§ **WHAT YOU ARE ASKED TO DO**: Print the data exactly, leaving nothing out.

§ **INFORMATION PROVIDED**:
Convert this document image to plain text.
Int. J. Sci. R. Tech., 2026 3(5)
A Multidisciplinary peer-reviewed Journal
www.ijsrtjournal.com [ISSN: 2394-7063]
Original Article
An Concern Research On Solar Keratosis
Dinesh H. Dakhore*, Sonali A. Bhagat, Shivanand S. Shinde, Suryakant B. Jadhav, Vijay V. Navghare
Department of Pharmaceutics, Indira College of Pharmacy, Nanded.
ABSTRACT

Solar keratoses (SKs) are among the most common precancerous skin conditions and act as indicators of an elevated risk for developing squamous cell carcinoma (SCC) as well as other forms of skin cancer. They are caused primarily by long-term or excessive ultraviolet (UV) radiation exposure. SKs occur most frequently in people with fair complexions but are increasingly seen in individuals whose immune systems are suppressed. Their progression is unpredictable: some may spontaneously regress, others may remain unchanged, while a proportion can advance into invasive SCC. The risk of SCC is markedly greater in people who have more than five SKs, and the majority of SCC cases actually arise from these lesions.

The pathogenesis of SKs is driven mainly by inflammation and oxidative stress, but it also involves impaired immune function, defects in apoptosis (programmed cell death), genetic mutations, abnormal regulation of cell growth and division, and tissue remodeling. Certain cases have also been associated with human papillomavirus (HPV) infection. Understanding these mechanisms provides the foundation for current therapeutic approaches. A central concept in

§ **EXERCISE OUTPUT**:
Convert this document image to plain text.
Int. J. Sci. R. Tech., 2026 3(5)
A Multidisciplinary peer-reviewed Journal
www.ijsrtjournal.com [ISSN: 2394-7063]
Original Article
An Concern Research On Solar Keratosis
Dinesh H. Dakhore*, Sonali A. Bhagat, Shivanand S. Shinde, Suryakant B. Jadhav, Vijay V. Navghare
Department of Pharmaceutics, Indira College of Pharmacy, Nanded.
ABSTRACT

Solar keratoses (SKs) are among the most common precancerous skin conditions and act as indicators of an elevated risk for developing squamous cell carcinoma (SCC) as well as other forms of skin cancer. They are caused primarily by long-term or excessive ultraviolet (UV) radiation exposure. SKs occur most frequently in people with fair complexions but are increasingly seen in individuals whose immune systems are suppressed. Their progression is unpredictable: some may spontaneously regress, others may remain unchanged, while a proportion can advance into invasive SCC. The risk of SCC is markedly greater in people who have more than five SKs, and the majority of SCC cases actually arise from these lesions.

The pathogenesis of SKs is driven mainly by inflammation and oxidative stress, but it also involves impaired immune function, defects in apoptosis (programmed cell death), genetic mutations, abnormal regulation of cell growth and division, and tissue remodeling. Certain cases have also been associated with human papillomavirus (HPV) infection. Understanding these mechanisms provides the foundation for current therapeutic approaches. A central concept in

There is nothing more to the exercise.